# [Task objective]
Retype all of the data. Every line must match exactly.

# [Dataset content]
....
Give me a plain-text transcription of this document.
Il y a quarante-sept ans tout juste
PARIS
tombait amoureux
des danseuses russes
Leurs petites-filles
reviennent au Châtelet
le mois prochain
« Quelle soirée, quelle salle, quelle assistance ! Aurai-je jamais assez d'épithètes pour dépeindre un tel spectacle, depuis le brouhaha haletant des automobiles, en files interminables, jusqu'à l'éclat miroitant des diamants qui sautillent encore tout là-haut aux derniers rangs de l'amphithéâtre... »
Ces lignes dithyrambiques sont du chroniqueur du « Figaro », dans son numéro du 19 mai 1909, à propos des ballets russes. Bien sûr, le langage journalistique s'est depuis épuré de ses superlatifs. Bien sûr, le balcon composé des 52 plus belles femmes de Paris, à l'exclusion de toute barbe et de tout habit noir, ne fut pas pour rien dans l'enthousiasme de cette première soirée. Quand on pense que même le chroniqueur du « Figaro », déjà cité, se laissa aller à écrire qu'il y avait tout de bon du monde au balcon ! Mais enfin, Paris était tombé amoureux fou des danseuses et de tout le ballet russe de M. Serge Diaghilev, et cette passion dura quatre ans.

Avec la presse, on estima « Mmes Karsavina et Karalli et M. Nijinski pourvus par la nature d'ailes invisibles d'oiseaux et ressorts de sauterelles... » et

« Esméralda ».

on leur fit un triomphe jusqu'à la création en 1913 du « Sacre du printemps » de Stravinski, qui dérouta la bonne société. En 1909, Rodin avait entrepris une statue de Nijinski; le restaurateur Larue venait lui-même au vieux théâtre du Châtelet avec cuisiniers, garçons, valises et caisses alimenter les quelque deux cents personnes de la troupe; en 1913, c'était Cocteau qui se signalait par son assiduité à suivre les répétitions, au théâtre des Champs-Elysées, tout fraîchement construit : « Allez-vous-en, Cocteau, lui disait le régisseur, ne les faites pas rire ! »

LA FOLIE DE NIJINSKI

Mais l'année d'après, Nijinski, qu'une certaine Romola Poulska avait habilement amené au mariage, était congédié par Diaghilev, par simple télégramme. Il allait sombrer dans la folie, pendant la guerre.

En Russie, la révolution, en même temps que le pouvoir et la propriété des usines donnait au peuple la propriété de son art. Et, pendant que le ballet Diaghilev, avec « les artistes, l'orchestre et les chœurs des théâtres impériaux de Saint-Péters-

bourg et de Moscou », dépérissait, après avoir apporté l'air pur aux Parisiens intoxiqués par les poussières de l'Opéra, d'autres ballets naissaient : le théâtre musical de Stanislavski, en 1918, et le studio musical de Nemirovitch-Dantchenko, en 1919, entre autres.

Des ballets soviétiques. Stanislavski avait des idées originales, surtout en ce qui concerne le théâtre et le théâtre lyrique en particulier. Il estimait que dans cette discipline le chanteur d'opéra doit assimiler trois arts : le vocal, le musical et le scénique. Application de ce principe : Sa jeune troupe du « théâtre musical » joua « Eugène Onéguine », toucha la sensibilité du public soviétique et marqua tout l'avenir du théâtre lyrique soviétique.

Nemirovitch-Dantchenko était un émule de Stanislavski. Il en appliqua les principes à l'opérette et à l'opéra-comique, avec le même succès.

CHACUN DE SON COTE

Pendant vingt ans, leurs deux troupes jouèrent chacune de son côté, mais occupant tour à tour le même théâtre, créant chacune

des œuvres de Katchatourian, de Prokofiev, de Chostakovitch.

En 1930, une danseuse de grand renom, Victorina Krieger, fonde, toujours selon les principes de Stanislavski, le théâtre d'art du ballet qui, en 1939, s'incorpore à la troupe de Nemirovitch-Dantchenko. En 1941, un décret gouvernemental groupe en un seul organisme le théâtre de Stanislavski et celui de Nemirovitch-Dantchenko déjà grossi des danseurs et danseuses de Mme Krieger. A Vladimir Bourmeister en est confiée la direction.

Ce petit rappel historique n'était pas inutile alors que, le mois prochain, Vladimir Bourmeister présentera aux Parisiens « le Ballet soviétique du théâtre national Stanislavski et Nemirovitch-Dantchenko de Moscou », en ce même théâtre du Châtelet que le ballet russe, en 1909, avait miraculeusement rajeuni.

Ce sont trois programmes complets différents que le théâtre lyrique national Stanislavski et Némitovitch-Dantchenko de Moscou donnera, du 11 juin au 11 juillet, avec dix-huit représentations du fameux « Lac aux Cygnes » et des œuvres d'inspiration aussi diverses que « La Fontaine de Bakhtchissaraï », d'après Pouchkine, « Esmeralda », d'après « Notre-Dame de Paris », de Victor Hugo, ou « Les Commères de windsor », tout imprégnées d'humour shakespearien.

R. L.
....
# [The completed task]
Give me a plain-text transcription of this document.
Il y a quarante-sept ans tout juste
PARIS
tombait amoureux
des danseuses russes
Leurs petites-filles
reviennent au Châtelet
le mois prochain
« Quelle soirée, quelle salle, quelle assistance ! Aurai-je jamais assez d'épithètes pour dépeindre un tel spectacle, depuis le brouhaha haletant des automobiles, en files interminables, jusqu'à l'éclat miroitant des diamants qui sautillent encore tout là-haut aux derniers rangs de l'amphithéâtre... »
Ces lignes dithyrambiques sont du chroniqueur du « Figaro », dans son numéro du 19 mai 1909, à propos des ballets russes. Bien sûr, le langage journalistique s'est depuis épuré de ses superlatifs. Bien sûr, le balcon composé des 52 plus belles femmes de Paris, à l'exclusion de toute barbe et de tout habit noir, ne fut pas pour rien dans l'enthousiasme de cette première soirée. Quand on pense que même le chroniqueur du « Figaro », déjà cité, se laissa aller à écrire qu'il y avait tout de bon du monde au balcon ! Mais enfin, Paris était tombé amoureux fou des danseuses et de tout le ballet russe de M. Serge Diaghilev, et cette passion dura quatre ans.

Avec la presse, on estima « Mmes Karsavina et Karalli et M. Nijinski pourvus par la nature d'ailes invisibles d'oiseaux et ressorts de sauterelles... » et

« Esméralda ».

on leur fit un triomphe jusqu'à la création en 1913 du « Sacre du printemps » de Stravinski, qui dérouta la bonne société. En 1909, Rodin avait entrepris une statue de Nijinski; le restaurateur Larue venait lui-même au vieux théâtre du Châtelet avec cuisiniers, garçons, valises et caisses alimenter les quelque deux cents personnes de la troupe; en 1913, c'était Cocteau qui se signalait par son assiduité à suivre les répétitions, au théâtre des Champs-Elysées, tout fraîchement construit : « Allez-vous-en, Cocteau, lui disait le régisseur, ne les faites pas rire ! »

LA FOLIE DE NIJINSKI

Mais l'année d'après, Nijinski, qu'une certaine Romola Poulska avait habilement amené au mariage, était congédié par Diaghilev, par simple télégramme. Il allait sombrer dans la folie, pendant la guerre.

En Russie, la révolution, en même temps que le pouvoir et la propriété des usines donnait au peuple la propriété de son art. Et, pendant que le ballet Diaghilev, avec « les artistes, l'orchestre et les chœurs des théâtres impériaux de Saint-Péters-

bourg et de Moscou », dépérissait, après avoir apporté l'air pur aux Parisiens intoxiqués par les poussières de l'Opéra, d'autres ballets naissaient : le théâtre musical de Stanislavski, en 1918, et le studio musical de Nemirovitch-Dantchenko, en 1919, entre autres.

Des ballets soviétiques. Stanislavski avait des idées originales, surtout en ce qui concerne le théâtre et le théâtre lyrique en particulier. Il estimait que dans cette discipline le chanteur d'opéra doit assimiler trois arts : le vocal, le musical et le scénique. Application de ce principe : Sa jeune troupe du « théâtre musical » joua « Eugène Onéguine », toucha la sensibilité du public soviétique et marqua tout l'avenir du théâtre lyrique soviétique.

Nemirovitch-Dantchenko était un émule de Stanislavski. Il en appliqua les principes à l'opérette et à l'opéra-comique, avec le même succès.

CHACUN DE SON COTE

Pendant vingt ans, leurs deux troupes jouèrent chacune de son côté, mais occupant tour à tour le même théâtre, créant chacune

des œuvres de Katchatourian, de Prokofiev, de Chostakovitch.

En 1930, une danseuse de grand renom, Victorina Krieger, fonde, toujours selon les principes de Stanislavski, le théâtre d'art du ballet qui, en 1939, s'incorpore à la troupe de Nemirovitch-Dantchenko. En 1941, un décret gouvernemental groupe en un seul organisme le théâtre de Stanislavski et celui de Nemirovitch-Dantchenko déjà grossi des danseurs et danseuses de Mme Krieger. A Vladimir Bourmeister en est confiée la direction.

Ce petit rappel historique n'était pas inutile alors que, le mois prochain, Vladimir Bourmeister présentera aux Parisiens « le Ballet soviétique du théâtre national Stanislavski et Nemirovitch-Dantchenko de Moscou », en ce même théâtre du Châtelet que le ballet russe, en 1909, avait miraculeusement rajeuni.

Ce sont trois programmes complets différents que le théâtre lyrique national Stanislavski et Némitovitch-Dantchenko de Moscou donnera, du 11 juin au 11 juillet, avec dix-huit représentations du fameux « Lac aux Cygnes » et des œuvres d'inspiration aussi diverses que « La Fontaine de Bakhtchissaraï », d'après Pouchkine, « Esmeralda », d'après « Notre-Dame de Paris », de Victor Hugo, ou « Les Commères de windsor », tout imprégnées d'humour shakespearien.

R. L.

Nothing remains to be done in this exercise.